Task details: Separate out the lines that hold "structured".

Data for the task:
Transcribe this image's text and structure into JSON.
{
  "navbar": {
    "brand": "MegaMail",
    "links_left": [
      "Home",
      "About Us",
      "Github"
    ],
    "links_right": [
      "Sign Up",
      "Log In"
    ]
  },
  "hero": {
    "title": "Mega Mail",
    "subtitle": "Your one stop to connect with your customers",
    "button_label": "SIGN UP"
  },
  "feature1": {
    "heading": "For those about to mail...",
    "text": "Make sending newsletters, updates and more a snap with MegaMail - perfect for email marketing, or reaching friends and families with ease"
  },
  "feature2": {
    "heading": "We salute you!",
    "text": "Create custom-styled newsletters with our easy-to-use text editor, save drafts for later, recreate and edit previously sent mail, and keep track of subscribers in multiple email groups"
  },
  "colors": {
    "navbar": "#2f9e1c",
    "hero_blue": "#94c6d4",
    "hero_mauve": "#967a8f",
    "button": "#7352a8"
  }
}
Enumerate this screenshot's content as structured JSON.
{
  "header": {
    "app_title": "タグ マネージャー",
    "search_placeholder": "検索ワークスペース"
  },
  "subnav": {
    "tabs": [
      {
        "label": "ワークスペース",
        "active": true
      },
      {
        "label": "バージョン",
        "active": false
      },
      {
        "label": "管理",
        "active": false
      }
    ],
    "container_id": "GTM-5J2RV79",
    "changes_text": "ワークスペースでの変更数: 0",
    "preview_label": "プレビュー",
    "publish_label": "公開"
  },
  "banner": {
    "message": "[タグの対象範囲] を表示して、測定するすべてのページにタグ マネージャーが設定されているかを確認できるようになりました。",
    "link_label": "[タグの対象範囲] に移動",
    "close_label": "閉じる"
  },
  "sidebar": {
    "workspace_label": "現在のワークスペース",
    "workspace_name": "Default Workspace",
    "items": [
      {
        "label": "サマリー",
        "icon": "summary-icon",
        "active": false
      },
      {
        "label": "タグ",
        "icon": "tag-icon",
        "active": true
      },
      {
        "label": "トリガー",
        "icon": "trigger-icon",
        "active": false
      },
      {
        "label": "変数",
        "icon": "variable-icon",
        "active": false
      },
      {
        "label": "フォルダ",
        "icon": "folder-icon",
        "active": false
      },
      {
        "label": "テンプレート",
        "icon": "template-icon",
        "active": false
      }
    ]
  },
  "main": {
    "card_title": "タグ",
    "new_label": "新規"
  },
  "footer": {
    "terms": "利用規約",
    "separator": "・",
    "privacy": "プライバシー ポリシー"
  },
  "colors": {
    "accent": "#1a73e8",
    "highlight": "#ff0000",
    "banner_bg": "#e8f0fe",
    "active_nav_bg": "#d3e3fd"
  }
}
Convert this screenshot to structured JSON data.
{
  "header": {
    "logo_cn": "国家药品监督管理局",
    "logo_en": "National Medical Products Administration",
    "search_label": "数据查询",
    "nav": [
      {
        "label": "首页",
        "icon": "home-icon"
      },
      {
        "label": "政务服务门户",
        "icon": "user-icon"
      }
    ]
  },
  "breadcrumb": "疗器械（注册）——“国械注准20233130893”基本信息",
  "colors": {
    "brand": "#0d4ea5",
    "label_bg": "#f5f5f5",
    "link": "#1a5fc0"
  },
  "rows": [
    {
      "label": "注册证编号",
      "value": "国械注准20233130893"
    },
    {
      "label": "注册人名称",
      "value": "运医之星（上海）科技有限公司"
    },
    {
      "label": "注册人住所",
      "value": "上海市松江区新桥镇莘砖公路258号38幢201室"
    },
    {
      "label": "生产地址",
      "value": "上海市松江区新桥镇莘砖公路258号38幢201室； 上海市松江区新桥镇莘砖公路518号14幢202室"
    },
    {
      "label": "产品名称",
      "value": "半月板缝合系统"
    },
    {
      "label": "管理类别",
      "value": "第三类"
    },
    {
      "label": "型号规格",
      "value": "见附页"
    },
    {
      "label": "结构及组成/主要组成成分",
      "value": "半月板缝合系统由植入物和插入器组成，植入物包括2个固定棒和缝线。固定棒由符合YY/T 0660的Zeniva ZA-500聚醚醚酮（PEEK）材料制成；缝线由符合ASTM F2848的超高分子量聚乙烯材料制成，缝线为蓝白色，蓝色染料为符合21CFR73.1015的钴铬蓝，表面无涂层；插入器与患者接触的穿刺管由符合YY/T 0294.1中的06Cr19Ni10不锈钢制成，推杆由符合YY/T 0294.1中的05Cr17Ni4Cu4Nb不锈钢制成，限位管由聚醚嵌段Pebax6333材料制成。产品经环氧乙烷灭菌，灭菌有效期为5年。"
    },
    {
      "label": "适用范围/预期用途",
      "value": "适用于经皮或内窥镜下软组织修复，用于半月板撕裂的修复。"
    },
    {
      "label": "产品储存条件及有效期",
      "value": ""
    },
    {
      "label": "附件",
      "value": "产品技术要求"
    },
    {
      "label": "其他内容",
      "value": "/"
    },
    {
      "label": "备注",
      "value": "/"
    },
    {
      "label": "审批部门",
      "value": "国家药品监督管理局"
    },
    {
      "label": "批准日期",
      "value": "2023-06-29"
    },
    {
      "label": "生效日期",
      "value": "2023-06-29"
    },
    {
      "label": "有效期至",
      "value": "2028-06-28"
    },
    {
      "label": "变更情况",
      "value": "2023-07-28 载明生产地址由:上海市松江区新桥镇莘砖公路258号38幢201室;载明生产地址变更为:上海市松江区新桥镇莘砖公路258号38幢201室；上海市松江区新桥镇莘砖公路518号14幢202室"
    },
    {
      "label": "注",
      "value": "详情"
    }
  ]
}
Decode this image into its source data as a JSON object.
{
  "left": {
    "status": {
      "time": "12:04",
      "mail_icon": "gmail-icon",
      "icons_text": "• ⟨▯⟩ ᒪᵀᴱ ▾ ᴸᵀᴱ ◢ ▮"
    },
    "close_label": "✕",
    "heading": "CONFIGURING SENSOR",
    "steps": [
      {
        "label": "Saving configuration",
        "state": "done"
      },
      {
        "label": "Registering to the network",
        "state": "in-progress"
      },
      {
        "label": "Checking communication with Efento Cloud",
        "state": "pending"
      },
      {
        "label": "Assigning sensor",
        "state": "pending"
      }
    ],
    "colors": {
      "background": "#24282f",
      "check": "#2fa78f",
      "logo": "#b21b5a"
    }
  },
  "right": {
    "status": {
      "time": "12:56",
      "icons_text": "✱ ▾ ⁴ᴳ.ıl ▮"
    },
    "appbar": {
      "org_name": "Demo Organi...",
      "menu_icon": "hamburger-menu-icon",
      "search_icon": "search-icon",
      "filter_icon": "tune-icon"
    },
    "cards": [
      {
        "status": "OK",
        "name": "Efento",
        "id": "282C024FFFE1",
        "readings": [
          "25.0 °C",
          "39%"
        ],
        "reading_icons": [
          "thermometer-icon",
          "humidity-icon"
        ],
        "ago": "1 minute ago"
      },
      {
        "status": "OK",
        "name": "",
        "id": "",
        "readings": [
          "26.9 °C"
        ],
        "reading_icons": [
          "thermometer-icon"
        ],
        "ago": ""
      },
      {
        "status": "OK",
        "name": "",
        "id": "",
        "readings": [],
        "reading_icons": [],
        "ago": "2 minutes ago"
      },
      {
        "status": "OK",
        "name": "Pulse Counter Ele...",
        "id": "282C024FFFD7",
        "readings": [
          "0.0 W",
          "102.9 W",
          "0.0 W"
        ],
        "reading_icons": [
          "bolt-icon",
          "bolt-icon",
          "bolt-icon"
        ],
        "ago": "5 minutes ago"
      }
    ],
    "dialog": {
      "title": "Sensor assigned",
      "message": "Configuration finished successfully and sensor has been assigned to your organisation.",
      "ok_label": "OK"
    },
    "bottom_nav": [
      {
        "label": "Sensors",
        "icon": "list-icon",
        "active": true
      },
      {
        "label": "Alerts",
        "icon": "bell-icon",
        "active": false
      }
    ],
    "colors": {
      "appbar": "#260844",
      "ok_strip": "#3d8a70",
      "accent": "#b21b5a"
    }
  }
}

Solved exercise:
Enumerate this screenshot's content as structured JSON.
Convert this screenshot to structured JSON data.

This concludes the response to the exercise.